GOAL |
Using the records below, give the number of lines where the word "play" appears, with no further output.

>>>>>

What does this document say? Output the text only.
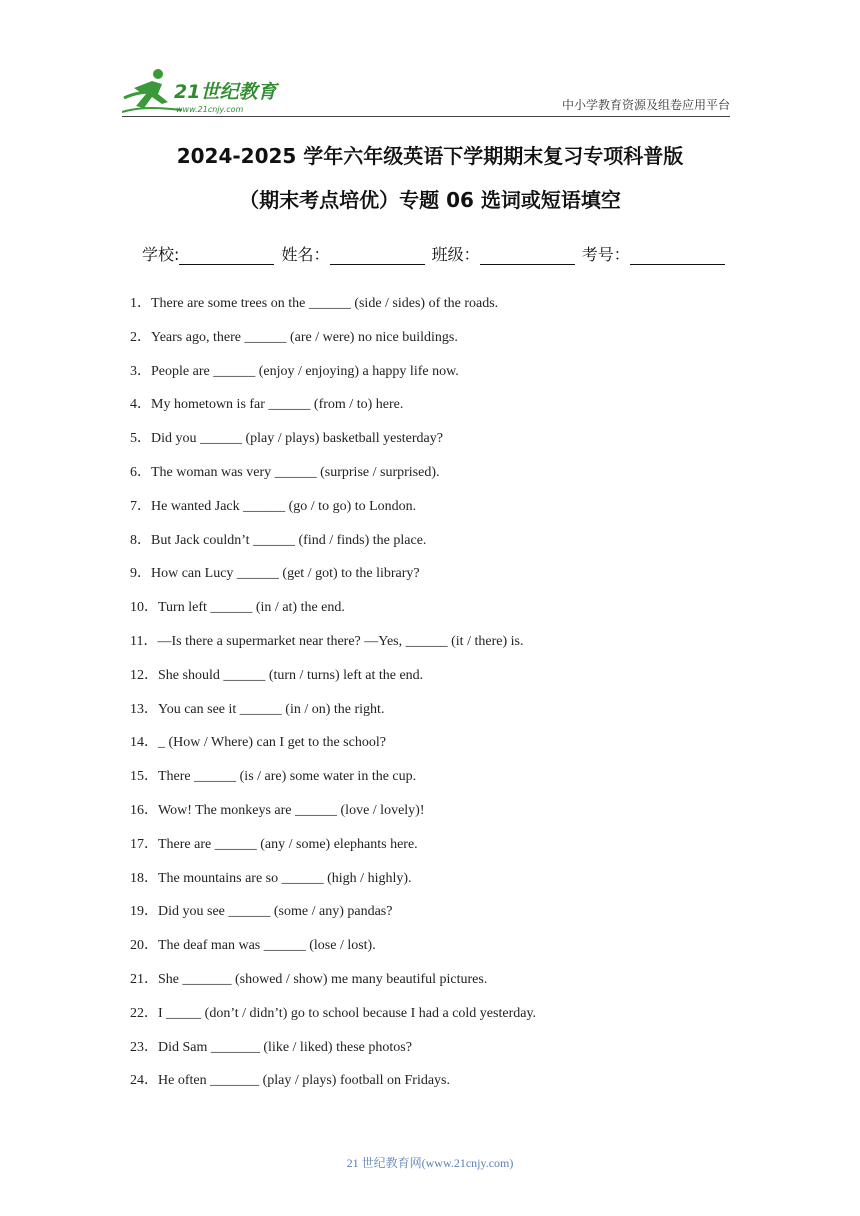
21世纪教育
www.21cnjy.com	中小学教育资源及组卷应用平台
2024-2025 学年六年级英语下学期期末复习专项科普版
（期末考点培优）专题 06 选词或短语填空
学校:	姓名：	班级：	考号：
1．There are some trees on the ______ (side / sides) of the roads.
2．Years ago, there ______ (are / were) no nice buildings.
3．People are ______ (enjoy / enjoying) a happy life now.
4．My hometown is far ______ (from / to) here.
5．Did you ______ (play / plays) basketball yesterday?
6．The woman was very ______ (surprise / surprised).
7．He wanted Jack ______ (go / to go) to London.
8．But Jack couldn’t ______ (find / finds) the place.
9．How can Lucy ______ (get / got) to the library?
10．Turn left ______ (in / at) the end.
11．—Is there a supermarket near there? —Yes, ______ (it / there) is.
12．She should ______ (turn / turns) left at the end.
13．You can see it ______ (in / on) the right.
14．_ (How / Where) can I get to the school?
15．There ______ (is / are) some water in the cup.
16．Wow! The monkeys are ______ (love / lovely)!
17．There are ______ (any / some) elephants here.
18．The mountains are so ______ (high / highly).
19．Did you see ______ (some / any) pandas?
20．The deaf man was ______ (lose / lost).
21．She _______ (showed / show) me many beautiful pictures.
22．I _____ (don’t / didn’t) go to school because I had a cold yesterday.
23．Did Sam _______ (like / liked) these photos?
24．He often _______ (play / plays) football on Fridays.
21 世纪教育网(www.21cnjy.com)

<<<<<

SOLUTION TO THE PROBLEM |
2